SELECTED EXCERPT:
There couldn’t be a more perfect backdrop for the earth-focused film than the festival: Stunning Coronado Island is just across the water from San Diego, and offers breathtaking views that make it impossible to forget our planet’s beauty — or fragility. We talked with Dr. Brown after a Q&A that was followed, of course, by a vegetarian tasting.
Stacey Farish: Before Impossible burgers, there were other fake meat products on the market. Did you eat those?
Dr. Pat Brown: Not really. The truth of the matter is that I’ve been vegetarian for five decades, I guess, but I was never particularly drawn to fake meat products, to be honest. I didn’t eat them. For me, that held no interest whatsoever.
But what I did know was that the problem with those products is that they were always designed with the target customer being someone who wants to replace meat on their plate.
Stacey Farish: Isn’t that a great thing?
Dr. Pat Brown: It’s a losing strategy, because most of the people who love meat are not looking to replace it. And the only way that you solve this problem is by producing foods that the most hardcore meat lover, like the right-wing Glenn Beck, who’s in the movie — a hardcore meat guy who has no interest in replacing meat in their diet — actually likes better than the animal product.
The products that were out there were very good at serving their target customers — someone who was looking for meat replacement — and they were terrible at winning over hardcore meat consumers. I wouldn’t have wasted my time starting Impossible Foods, except that I felt like there’s no reason we ought not to be able to make [fake] meat that is not only as good, but is actually more delicious, as judged by a meat lover.
Stacey Farish: How is going plant-based going to help change the environment?
Dr. Pat Brown: If it were possible, and I believe it is, to phase out the use of animals in food production over the next 15 years, by 2040… that alone would would get us to net zero emissions. Meaning we would stop raising the temperature. It would put the brakes on global heating for 30 years, and very quickly. Because one of the issues that is becoming increasingly important is that it’s not just that we need to solve climate change — we need to solve it really fast.
The worse it gets, the worse it gets. …This is the only way to to put the brakes on global heating within a couple of decades. And secondly, this basically enables us to pull out hundreds of billions of tons of CO2 over a period of decades by allowing the original ecosystem to recover…. it literally doesn’t just stop emissions. It pulls tons of greenhouse gasses out of the atmosphere.

STORED RECORDS:
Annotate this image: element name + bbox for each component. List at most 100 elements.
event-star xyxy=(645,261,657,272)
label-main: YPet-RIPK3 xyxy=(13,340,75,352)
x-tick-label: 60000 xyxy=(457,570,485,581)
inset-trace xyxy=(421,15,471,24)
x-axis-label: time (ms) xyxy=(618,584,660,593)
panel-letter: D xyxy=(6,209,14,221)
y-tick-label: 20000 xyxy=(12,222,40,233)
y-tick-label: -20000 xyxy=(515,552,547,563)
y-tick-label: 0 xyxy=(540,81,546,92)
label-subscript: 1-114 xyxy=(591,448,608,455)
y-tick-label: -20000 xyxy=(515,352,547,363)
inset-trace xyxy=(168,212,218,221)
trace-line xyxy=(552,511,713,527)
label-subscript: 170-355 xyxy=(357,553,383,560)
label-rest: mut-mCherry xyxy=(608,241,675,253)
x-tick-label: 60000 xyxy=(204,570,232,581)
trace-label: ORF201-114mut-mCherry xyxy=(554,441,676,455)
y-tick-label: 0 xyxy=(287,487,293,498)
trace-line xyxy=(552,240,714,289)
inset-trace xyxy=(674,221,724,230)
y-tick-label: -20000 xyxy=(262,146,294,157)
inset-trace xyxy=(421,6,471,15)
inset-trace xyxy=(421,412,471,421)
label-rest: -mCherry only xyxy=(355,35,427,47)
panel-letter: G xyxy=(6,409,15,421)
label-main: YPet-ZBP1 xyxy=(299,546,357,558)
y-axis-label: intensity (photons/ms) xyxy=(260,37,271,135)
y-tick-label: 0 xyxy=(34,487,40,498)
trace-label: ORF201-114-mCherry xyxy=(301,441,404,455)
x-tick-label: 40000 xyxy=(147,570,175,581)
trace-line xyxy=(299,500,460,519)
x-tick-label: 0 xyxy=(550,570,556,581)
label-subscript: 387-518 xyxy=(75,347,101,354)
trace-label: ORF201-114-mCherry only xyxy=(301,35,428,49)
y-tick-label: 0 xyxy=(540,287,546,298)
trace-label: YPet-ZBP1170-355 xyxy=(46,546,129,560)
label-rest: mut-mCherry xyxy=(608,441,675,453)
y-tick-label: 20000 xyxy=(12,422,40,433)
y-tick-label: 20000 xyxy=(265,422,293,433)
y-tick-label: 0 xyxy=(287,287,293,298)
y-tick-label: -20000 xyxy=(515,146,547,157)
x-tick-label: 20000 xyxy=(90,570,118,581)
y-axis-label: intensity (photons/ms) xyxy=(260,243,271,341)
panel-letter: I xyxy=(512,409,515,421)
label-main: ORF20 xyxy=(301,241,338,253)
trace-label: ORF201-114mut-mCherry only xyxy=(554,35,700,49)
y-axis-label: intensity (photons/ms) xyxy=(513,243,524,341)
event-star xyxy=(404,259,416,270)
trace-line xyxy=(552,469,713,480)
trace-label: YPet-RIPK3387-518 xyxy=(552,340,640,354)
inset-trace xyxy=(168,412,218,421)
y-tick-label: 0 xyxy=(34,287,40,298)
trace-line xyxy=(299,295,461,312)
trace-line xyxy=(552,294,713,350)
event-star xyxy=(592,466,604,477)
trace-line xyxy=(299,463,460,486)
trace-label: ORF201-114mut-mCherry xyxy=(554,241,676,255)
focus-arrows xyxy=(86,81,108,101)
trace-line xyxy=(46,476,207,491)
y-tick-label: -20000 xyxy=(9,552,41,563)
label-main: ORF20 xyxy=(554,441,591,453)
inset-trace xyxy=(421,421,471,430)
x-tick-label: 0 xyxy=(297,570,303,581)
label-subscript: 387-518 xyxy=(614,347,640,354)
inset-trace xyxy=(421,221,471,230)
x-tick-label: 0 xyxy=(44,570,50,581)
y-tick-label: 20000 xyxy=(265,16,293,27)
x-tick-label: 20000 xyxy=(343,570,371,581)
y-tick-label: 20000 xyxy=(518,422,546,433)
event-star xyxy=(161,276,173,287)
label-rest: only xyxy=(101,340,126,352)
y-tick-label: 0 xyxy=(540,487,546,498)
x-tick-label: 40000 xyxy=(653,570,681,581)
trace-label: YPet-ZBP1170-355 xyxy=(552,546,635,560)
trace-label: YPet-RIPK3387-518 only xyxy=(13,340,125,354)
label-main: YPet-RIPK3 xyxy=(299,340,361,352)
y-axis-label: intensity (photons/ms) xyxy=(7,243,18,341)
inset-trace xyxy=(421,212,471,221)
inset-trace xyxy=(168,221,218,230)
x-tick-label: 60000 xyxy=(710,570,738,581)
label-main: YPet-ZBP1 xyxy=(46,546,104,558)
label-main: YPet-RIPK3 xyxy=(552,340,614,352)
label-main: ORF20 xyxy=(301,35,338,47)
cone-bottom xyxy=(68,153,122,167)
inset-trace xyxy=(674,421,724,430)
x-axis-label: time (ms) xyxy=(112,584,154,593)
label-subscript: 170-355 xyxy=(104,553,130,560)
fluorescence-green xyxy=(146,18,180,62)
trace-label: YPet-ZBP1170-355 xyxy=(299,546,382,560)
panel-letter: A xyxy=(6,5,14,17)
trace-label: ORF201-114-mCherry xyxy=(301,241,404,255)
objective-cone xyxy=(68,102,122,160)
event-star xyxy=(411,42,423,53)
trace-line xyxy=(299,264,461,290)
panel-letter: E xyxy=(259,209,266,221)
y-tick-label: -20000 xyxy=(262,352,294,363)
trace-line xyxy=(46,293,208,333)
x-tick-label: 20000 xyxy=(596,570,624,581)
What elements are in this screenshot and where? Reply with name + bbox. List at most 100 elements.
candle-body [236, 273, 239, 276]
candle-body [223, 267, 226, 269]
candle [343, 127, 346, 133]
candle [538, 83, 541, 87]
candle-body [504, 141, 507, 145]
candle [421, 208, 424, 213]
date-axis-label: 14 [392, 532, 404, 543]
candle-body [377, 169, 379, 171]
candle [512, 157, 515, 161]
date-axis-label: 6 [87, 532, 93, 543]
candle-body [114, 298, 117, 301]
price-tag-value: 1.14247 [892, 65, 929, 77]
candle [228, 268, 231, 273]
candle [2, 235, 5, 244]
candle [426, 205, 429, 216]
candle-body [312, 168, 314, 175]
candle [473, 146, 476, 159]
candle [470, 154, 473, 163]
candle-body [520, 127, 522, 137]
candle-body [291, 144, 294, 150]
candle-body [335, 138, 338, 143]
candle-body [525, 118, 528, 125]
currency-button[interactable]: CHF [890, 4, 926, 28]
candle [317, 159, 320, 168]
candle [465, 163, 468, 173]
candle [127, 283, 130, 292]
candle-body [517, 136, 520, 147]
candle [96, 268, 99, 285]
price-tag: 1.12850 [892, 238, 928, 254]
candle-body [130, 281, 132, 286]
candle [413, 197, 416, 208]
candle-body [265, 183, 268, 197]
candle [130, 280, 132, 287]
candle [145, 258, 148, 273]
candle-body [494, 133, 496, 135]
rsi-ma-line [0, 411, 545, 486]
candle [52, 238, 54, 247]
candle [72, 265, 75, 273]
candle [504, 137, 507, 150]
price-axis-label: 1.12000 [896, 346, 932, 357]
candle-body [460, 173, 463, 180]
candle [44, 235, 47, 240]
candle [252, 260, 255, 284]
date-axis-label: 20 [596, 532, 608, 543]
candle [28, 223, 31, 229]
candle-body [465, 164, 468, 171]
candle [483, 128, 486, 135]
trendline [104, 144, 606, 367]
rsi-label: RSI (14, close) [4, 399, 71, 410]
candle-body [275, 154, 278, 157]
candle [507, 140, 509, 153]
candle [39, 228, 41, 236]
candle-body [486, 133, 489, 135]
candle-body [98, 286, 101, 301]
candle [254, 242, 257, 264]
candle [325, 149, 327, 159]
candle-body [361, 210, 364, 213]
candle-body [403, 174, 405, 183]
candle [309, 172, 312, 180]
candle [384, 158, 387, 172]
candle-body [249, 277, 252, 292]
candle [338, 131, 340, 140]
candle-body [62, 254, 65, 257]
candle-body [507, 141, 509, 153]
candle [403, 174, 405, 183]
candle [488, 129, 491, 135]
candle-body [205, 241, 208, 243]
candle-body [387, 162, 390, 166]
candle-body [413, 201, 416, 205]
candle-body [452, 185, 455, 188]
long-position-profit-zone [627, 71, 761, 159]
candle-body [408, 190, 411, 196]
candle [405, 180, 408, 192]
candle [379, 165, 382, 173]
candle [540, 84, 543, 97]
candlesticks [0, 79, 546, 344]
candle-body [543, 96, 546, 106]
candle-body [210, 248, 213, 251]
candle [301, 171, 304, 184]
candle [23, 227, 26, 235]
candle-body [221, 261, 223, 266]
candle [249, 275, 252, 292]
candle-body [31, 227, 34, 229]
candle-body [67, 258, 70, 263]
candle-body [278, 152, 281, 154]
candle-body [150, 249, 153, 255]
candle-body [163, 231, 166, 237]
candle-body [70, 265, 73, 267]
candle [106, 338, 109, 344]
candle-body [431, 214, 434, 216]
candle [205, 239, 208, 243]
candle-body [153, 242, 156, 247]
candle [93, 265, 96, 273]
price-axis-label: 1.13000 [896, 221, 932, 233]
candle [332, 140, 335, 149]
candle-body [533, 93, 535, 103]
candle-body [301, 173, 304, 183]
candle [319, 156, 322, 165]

WHAT THIS EXERCISE ASKS:
1/ Answer from the Pat Brown interview, one line each:
(a) For about how long has Brown been vegetarian, by his own estimate?
(b) By what year does he say animals could be phased out of food production?
(c) Which hardcore meat lover who appears in the movie does he name?
2/ Carry the Pat Brown interview forward from its final paragraph, keeping the same question-and-answer form.

RESULTS IN ORDER:
1/
(a) About five decades.
(b) 2040.
(c) Glenn Beck.

2/
The other thing is, there’s this problem that is much less recognized because you don’t see the direct impacts of it: Almost entirely due to our use of animals with food technology, animal agriculture and overfishing, we’ve reduced the population of wild animal species massively. The average population across the whole gamut of biodiversity — of mammals, birds, reptiles, amphibians and fish — is less than a third what it was 50 years ago. That’s an absolute catastrophe.
And it’s not just that it’s sad that we won’t have those animals around. The wild plants on Earth — 80% of the wild flowering plants — depend on birds and insects for pollination. They’re part of the reproductive system of the plants that keep our planet alive. Those animals are essential for dispersing the seeds… in order to keep the system alive.
What Impossible Burger Creator Pat Brown Is Planning Next
Stacey Farish: What is the end game here? What are you going to do, and what is Impossible Foods going to do?
Dr. Pat Brown: The end game is very simple. I would say we have proven, at least to ourselves and from an engineering and technology standpoint, that it’s possible to create, from plant ingredients, meat and fish and dairy product subsitutes that can outcompete the animal products. You don’t have take my word for it, but we are highly confident that we’ve proven technically that that’s possible.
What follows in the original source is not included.